### GOAL
In your copy, include every line of the listing below exactly but none of the pictures.

----- EXERCISE DATA

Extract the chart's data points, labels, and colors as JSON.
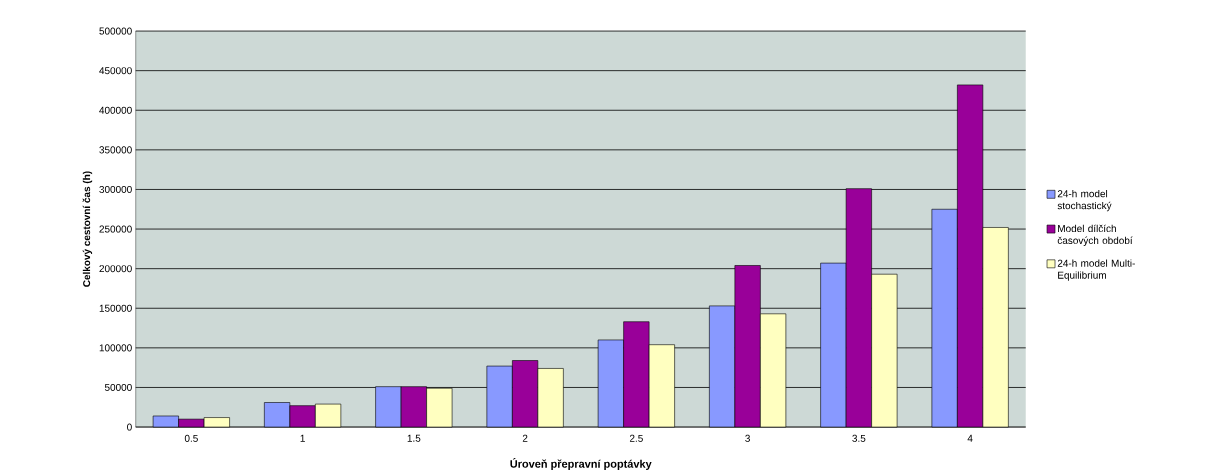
{
  "chart_data": {
    "type": "bar",
    "xlabel": "Úroveň přepravní poptávky",
    "ylabel": "Celkový cestovní čas (h)",
    "categories": [
      "0.5",
      "1",
      "1.5",
      "2",
      "2.5",
      "3",
      "3.5",
      "4"
    ],
    "series": [
      {
        "name": "24-h model stochastický",
        "color": "#8899ff",
        "values": [
          14000,
          31000,
          51000,
          77000,
          110000,
          153000,
          207000,
          275000
        ]
      },
      {
        "name": "Model dílčích časových období",
        "color": "#990099",
        "values": [
          10000,
          27000,
          51000,
          84000,
          133000,
          204000,
          301000,
          432000
        ]
      },
      {
        "name": "24-h model Multi-Equilibrium",
        "color": "#ffffc0",
        "values": [
          12000,
          29000,
          49000,
          74000,
          104000,
          143000,
          193000,
          252000
        ]
      }
    ],
    "ylim": [
      0,
      500000
    ],
    "yticks": [
      0,
      50000,
      100000,
      150000,
      200000,
      250000,
      300000,
      350000,
      400000,
      450000,
      500000
    ],
    "grid": "y",
    "legend": "right"
  }
}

----------

### EXERCISE RESPONSE
Extract the chart's data points, labels, and colors as JSON.
{
  "chart_data": {
    "type": "bar",
    "xlabel": "Úroveň přepravní poptávky",
    "ylabel": "Celkový cestovní čas (h)",
    "categories": [
      "0.5",
      "1",
      "1.5",
      "2",
      "2.5",
      "3",
      "3.5",
      "4"
    ],
    "series": [
      {
        "name": "24-h model stochastický",
        "color": "#8899ff",
        "values": [
          14000,
          31000,
          51000,
          77000,
          110000,
          153000,
          207000,
          275000
        ]
      },
      {
        "name": "Model dílčích časových období",
        "color": "#990099",
        "values": [
          10000,
          27000,
          51000,
          84000,
          133000,
          204000,
          301000,
          432000
        ]
      },
      {
        "name": "24-h model Multi-Equilibrium",
        "color": "#ffffc0",
        "values": [
          12000,
          29000,
          49000,
          74000,
          104000,
          143000,
          193000,
          252000
        ]
      }
    ],
    "ylim": [
      0,
      500000
    ],
    "yticks": [
      0,
      50000,
      100000,
      150000,
      200000,
      250000,
      300000,
      350000,
      400000,
      450000,
      500000
    ],
    "grid": "y",
    "legend": "right"
  }
}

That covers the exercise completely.